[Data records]
-- Start --

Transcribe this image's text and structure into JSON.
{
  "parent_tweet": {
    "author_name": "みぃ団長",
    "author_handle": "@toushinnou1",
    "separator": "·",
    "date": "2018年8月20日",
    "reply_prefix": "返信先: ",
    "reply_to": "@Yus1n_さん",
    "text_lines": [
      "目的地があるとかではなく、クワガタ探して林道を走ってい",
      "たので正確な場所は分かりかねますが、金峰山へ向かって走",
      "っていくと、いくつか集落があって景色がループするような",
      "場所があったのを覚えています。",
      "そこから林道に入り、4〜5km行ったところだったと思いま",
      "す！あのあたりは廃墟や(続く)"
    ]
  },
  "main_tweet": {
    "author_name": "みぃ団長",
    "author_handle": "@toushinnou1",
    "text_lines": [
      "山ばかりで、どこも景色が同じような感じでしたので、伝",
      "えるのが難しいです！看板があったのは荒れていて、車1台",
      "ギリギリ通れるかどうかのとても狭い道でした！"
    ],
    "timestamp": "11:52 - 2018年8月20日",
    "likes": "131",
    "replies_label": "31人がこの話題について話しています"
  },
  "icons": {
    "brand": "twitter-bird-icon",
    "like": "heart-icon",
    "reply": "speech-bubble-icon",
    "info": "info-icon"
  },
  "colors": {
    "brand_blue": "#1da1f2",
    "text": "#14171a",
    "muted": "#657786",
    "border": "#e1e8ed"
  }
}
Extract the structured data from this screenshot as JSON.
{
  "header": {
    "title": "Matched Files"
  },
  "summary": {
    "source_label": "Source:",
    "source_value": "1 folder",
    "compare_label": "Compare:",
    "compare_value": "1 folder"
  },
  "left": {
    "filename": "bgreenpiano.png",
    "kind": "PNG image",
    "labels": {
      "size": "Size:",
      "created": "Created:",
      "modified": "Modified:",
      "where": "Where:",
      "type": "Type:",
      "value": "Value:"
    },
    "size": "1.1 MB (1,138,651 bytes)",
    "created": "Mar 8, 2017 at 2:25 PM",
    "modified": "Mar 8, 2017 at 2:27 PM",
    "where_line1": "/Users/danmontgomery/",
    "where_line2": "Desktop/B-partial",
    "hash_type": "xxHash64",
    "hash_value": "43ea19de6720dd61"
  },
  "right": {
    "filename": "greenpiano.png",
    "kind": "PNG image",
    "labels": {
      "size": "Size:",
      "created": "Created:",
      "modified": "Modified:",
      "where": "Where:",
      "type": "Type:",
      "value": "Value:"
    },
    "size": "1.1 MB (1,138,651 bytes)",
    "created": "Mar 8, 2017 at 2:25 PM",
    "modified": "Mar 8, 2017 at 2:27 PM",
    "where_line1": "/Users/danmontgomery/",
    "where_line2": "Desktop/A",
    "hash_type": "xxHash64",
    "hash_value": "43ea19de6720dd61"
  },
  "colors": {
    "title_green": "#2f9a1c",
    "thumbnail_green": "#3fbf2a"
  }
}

-- End --

→ Request
All entries shown above should be printed again exactly.

→ Output for this task
Transcribe this image's text and structure into JSON.
{
  "parent_tweet": {
    "author_name": "みぃ団長",
    "author_handle": "@toushinnou1",
    "separator": "·",
    "date": "2018年8月20日",
    "reply_prefix": "返信先: ",
    "reply_to": "@Yus1n_さん",
    "text_lines": [
      "目的地があるとかではなく、クワガタ探して林道を走ってい",
      "たので正確な場所は分かりかねますが、金峰山へ向かって走",
      "っていくと、いくつか集落があって景色がループするような",
      "場所があったのを覚えています。",
      "そこから林道に入り、4〜5km行ったところだったと思いま",
      "す！あのあたりは廃墟や(続く)"
    ]
  },
  "main_tweet": {
    "author_name": "みぃ団長",
    "author_handle": "@toushinnou1",
    "text_lines": [
      "山ばかりで、どこも景色が同じような感じでしたので、伝",
      "えるのが難しいです！看板があったのは荒れていて、車1台",
      "ギリギリ通れるかどうかのとても狭い道でした！"
    ],
    "timestamp": "11:52 - 2018年8月20日",
    "likes": "131",
    "replies_label": "31人がこの話題について話しています"
  },
  "icons": {
    "brand": "twitter-bird-icon",
    "like": "heart-icon",
    "reply": "speech-bubble-icon",
    "info": "info-icon"
  },
  "colors": {
    "brand_blue": "#1da1f2",
    "text": "#14171a",
    "muted": "#657786",
    "border": "#e1e8ed"
  }
}
Extract the structured data from this screenshot as JSON.
{
  "header": {
    "title": "Matched Files"
  },
  "summary": {
    "source_label": "Source:",
    "source_value": "1 folder",
    "compare_label": "Compare:",
    "compare_value": "1 folder"
  },
  "left": {
    "filename": "bgreenpiano.png",
    "kind": "PNG image",
    "labels": {
      "size": "Size:",
      "created": "Created:",
      "modified": "Modified:",
      "where": "Where:",
      "type": "Type:",
      "value": "Value:"
    },
    "size": "1.1 MB (1,138,651 bytes)",
    "created": "Mar 8, 2017 at 2:25 PM",
    "modified": "Mar 8, 2017 at 2:27 PM",
    "where_line1": "/Users/danmontgomery/",
    "where_line2": "Desktop/B-partial",
    "hash_type": "xxHash64",
    "hash_value": "43ea19de6720dd61"
  },
  "right": {
    "filename": "greenpiano.png",
    "kind": "PNG image",
    "labels": {
      "size": "Size:",
      "created": "Created:",
      "modified": "Modified:",
      "where": "Where:",
      "type": "Type:",
      "value": "Value:"
    },
    "size": "1.1 MB (1,138,651 bytes)",
    "created": "Mar 8, 2017 at 2:25 PM",
    "modified": "Mar 8, 2017 at 2:27 PM",
    "where_line1": "/Users/danmontgomery/",
    "where_line2": "Desktop/A",
    "hash_type": "xxHash64",
    "hash_value": "43ea19de6720dd61"
  },
  "colors": {
    "title_green": "#2f9a1c",
    "thumbnail_green": "#3fbf2a"
  }
}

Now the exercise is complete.